## Given instruction
Express the items from the line with "Enumerate the UI" through the line with "data-label-text: $3.6 [1018, 532, 1080, 568]" as a two-column CSV with the headers instruction and output. Give one row per item, with its text and its answer each in a single quoted field, line breaks replaced by spaces, and the pictures left out.

## Dataset entries
►
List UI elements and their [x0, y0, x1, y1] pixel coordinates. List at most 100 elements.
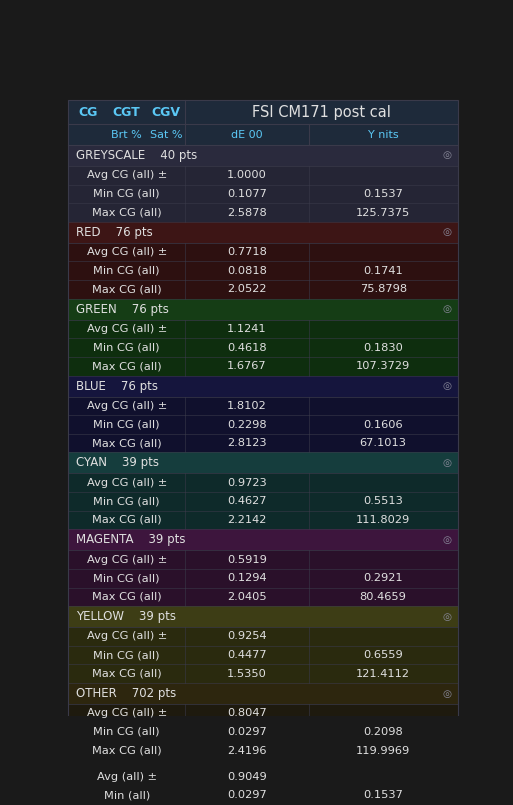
◄
►
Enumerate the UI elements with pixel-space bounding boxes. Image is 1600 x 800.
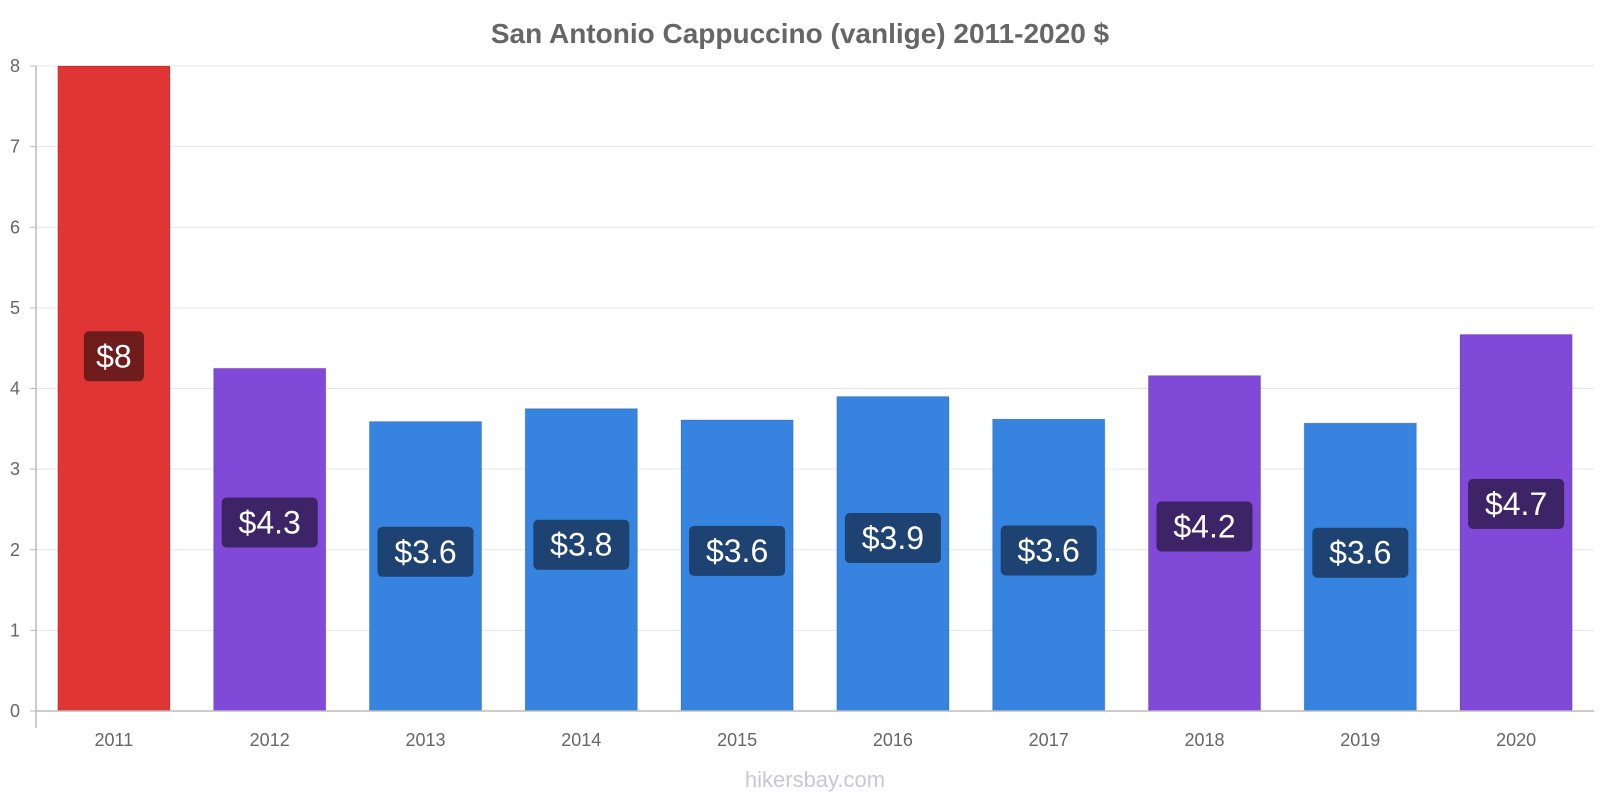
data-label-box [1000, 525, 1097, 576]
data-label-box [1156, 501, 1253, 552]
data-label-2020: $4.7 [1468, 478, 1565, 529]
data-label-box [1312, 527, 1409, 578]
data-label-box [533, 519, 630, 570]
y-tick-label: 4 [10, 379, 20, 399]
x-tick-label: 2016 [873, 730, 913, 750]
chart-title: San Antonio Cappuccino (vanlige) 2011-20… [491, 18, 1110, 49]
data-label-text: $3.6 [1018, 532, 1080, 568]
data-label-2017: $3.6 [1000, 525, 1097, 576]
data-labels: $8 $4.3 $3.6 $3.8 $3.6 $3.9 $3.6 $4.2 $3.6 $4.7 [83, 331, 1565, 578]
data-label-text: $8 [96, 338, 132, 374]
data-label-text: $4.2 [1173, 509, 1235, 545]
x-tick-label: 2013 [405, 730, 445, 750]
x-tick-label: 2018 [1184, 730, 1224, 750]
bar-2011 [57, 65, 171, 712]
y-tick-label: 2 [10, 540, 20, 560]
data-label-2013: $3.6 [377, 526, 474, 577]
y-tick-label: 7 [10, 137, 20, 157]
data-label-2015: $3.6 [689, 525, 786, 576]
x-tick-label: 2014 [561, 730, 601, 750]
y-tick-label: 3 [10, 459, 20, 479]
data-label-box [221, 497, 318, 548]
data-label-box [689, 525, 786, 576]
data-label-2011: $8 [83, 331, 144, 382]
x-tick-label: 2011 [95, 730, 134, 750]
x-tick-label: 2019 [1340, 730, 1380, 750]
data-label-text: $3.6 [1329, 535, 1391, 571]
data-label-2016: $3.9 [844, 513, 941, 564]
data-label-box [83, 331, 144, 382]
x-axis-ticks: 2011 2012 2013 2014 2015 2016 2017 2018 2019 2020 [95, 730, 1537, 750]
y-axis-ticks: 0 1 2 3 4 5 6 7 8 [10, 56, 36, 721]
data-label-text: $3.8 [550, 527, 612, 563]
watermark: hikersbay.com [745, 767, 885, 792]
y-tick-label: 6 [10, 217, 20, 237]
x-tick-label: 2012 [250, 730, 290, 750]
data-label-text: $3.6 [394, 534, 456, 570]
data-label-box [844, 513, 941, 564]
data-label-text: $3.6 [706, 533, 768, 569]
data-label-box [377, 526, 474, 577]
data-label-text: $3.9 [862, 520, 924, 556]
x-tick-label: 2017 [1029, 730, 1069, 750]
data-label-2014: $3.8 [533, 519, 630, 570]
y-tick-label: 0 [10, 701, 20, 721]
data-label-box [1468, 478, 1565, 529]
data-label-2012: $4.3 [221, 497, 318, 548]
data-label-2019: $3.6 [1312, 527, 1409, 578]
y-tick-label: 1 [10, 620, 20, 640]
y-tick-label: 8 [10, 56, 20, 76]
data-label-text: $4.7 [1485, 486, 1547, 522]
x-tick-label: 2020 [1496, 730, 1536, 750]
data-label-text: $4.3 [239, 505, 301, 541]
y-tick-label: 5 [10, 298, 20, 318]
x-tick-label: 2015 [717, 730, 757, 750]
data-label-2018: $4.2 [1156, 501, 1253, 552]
◄
## Exercise answer
instruction,output
"Enumerate the UI elements with pixel-space bounding boxes. Image is 1600 x 800.","data-label-box [1000, 525, 1097, 576] data-label-box [1156, 501, 1253, 552] data-label-2020: $4.7 [1468, 478, 1565, 529] data-label-box [1312, 527, 1409, 578] data-label-box [533, 519, 630, 570] y-tick-label: 4 [10, 379, 20, 399] x-tick-label: 2016 [873, 730, 913, 750] chart-title: San Antonio Cappuccino (vanlige) 2011-20… [491, 18, 1110, 49] data-label-text: $3.6 [1018, 532, 1080, 568]"